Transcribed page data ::
※

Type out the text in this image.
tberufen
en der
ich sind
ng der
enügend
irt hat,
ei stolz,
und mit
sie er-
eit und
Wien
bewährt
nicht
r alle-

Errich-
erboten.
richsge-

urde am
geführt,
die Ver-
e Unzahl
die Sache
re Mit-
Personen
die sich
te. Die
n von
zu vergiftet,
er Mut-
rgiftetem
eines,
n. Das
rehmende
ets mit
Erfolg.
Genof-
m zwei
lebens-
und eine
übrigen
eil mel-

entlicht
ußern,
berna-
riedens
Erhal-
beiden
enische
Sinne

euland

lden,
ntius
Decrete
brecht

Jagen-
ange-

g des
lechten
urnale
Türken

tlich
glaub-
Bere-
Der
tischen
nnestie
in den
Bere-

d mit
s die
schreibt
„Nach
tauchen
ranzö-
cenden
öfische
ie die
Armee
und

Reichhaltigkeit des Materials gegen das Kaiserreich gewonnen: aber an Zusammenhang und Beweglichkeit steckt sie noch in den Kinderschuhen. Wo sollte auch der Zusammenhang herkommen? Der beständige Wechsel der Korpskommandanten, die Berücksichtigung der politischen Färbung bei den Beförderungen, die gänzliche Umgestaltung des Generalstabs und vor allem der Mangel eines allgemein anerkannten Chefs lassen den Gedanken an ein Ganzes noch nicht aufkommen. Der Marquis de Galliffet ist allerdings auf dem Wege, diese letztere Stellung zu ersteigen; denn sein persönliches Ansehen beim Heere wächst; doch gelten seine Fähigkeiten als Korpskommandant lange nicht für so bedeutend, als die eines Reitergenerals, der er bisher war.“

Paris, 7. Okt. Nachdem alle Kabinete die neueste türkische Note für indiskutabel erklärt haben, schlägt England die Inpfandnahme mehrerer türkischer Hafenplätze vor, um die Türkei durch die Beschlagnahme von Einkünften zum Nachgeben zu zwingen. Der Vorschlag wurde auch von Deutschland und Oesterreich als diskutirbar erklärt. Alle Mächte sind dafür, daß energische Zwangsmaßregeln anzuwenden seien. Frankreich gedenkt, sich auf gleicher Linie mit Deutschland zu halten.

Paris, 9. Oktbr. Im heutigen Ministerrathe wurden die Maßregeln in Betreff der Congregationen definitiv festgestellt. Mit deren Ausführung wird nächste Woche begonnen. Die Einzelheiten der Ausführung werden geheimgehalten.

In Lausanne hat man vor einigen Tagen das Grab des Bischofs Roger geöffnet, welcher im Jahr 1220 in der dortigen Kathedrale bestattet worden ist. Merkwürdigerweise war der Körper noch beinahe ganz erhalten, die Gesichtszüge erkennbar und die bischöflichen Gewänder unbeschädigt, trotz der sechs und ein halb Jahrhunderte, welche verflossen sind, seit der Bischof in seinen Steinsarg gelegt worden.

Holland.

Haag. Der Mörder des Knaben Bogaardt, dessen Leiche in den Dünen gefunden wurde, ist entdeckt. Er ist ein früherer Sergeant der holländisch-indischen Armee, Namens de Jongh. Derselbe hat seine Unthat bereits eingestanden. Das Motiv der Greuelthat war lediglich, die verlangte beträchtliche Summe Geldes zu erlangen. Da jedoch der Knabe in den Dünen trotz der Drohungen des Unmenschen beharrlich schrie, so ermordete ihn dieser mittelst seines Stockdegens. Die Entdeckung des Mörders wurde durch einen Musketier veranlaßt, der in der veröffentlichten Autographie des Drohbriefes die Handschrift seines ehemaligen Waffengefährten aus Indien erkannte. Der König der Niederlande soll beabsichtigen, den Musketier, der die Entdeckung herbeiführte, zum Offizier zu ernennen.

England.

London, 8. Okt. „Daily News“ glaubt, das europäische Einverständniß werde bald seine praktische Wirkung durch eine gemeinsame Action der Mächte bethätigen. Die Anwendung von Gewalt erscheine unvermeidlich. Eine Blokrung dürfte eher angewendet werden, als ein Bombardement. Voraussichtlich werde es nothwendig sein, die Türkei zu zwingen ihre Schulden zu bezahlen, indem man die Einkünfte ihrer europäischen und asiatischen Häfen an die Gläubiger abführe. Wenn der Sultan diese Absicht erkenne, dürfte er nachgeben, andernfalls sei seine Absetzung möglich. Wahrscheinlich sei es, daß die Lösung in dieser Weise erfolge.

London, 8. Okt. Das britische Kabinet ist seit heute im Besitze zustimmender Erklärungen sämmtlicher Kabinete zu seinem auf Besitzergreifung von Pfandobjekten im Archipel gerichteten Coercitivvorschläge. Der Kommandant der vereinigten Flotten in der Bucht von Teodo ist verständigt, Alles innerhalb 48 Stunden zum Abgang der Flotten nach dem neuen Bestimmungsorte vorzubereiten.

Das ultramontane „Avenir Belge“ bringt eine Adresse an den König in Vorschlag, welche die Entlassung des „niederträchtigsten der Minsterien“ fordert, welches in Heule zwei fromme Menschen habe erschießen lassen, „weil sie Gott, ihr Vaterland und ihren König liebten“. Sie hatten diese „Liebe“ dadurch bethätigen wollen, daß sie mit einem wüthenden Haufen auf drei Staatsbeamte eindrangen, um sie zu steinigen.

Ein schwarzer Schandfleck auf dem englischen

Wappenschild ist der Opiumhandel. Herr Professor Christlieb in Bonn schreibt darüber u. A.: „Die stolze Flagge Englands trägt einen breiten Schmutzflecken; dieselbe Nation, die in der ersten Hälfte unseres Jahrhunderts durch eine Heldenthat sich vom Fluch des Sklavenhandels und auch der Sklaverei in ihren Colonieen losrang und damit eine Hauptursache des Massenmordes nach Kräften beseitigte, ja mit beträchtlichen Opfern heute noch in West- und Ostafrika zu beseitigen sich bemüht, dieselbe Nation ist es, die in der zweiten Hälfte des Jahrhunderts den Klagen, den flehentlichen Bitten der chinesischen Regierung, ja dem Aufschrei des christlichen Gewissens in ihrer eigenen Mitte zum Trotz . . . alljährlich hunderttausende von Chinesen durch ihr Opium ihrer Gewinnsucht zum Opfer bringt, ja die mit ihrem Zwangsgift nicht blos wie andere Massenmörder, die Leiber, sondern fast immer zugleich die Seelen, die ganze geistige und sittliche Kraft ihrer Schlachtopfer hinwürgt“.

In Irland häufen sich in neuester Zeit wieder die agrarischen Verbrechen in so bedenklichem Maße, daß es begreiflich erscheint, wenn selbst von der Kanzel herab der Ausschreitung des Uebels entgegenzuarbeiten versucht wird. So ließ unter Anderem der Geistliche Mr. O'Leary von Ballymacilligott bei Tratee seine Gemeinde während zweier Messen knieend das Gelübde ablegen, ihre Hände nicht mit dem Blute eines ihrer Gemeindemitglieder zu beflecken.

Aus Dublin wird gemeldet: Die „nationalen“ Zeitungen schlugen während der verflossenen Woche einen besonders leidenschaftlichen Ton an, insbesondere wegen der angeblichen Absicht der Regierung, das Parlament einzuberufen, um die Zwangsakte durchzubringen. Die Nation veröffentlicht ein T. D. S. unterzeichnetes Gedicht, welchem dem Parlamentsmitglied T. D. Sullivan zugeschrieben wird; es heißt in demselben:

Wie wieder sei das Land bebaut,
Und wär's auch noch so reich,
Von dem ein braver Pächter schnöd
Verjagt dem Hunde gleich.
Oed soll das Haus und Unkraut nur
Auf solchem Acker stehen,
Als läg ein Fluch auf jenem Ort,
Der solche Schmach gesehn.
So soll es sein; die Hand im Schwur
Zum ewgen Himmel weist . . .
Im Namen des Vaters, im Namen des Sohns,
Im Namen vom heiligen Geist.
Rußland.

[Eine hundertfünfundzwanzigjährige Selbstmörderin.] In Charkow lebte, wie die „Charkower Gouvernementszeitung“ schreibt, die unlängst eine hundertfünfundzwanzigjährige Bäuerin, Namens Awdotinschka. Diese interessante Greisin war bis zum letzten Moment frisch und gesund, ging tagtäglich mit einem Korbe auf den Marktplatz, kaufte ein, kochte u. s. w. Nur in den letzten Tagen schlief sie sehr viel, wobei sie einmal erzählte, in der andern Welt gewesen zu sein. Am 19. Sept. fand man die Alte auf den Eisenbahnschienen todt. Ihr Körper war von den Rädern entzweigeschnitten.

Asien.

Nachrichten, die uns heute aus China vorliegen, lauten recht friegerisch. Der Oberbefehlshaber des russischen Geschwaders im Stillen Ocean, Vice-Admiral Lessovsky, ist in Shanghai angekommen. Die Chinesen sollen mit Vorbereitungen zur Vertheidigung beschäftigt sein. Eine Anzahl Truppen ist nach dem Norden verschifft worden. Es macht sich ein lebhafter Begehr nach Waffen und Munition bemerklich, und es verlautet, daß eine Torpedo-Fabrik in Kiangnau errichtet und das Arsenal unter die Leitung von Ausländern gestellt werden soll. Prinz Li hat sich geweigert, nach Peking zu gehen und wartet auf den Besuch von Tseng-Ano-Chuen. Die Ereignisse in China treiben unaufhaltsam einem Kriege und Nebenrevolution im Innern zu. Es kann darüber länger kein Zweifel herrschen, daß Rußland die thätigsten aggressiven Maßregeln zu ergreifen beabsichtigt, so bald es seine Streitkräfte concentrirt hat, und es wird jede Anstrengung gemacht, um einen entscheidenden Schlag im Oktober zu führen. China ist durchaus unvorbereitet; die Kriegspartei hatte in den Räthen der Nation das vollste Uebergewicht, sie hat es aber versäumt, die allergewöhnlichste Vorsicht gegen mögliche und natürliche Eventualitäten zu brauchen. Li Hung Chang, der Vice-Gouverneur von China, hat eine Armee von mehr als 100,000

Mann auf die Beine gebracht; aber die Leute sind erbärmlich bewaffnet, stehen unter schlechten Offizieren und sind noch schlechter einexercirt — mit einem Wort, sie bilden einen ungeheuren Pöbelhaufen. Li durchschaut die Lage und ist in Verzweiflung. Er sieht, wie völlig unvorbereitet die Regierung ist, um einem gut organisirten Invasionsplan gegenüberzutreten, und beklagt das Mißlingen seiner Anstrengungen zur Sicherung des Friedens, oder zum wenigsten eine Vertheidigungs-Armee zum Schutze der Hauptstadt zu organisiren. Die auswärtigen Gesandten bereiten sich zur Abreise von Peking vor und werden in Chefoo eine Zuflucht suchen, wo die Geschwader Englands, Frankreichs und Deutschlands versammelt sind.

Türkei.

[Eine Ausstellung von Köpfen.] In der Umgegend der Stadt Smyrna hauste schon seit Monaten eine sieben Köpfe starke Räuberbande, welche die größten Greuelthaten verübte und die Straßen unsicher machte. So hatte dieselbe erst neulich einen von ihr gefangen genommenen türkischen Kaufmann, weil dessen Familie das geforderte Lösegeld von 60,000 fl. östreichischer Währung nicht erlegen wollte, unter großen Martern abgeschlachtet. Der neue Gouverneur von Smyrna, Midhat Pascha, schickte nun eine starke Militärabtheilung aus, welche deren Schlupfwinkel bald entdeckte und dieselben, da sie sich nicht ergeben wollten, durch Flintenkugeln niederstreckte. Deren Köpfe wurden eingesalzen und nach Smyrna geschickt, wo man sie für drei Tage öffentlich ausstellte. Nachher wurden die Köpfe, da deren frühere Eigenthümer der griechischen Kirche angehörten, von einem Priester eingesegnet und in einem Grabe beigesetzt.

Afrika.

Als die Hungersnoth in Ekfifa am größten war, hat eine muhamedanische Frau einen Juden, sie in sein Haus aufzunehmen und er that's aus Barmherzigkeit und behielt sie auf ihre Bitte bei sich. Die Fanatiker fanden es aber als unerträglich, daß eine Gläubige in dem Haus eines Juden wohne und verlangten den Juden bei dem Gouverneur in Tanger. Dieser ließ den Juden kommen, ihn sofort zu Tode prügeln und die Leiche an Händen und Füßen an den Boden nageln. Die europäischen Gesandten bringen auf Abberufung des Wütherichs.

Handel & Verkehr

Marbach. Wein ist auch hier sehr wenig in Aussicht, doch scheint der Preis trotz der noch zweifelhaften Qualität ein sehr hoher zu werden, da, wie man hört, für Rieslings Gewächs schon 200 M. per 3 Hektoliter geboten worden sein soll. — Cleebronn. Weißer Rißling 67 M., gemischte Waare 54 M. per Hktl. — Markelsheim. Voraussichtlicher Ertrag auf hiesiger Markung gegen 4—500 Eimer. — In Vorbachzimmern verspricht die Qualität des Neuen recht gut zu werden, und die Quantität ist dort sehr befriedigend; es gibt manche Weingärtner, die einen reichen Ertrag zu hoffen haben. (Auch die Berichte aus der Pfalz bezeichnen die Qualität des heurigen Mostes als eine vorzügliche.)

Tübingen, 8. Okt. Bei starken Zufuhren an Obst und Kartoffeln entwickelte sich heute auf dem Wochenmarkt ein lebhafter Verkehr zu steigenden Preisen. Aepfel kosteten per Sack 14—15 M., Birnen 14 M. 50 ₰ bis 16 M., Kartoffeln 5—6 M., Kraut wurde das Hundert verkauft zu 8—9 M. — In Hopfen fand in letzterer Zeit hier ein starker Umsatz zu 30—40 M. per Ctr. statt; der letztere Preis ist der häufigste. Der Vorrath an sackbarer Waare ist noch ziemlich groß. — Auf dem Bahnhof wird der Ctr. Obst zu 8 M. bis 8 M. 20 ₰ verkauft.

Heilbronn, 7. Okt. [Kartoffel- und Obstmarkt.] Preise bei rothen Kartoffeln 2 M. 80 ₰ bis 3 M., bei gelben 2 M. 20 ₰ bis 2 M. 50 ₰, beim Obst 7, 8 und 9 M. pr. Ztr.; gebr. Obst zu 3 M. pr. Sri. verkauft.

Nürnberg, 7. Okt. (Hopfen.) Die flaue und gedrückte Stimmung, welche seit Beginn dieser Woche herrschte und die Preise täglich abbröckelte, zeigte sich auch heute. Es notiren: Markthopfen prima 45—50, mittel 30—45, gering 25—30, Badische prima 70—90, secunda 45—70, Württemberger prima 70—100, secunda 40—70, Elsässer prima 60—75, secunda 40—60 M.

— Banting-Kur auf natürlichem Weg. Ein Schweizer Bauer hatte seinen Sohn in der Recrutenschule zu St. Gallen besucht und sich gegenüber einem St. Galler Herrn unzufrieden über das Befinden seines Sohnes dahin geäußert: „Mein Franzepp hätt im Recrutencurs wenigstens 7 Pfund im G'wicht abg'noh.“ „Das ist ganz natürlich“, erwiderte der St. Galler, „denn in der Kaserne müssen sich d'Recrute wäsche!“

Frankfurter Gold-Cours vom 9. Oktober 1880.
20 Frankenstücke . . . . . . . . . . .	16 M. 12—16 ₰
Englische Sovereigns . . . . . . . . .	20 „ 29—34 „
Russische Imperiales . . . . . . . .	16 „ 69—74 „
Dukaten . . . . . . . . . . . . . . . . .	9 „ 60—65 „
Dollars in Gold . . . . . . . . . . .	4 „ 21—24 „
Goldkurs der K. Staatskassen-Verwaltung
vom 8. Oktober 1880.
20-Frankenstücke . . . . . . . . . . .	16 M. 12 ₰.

※

What this task involves :: Which lines in the records above hold the string "Frankenstücke"? Copy each of them.

Task response ::
20 Frankenstücke . . . . . . . . . . .	16 M. 12—16 ₰
20-Frankenstücke . . . . . . . . . . .	16 M. 12 ₰.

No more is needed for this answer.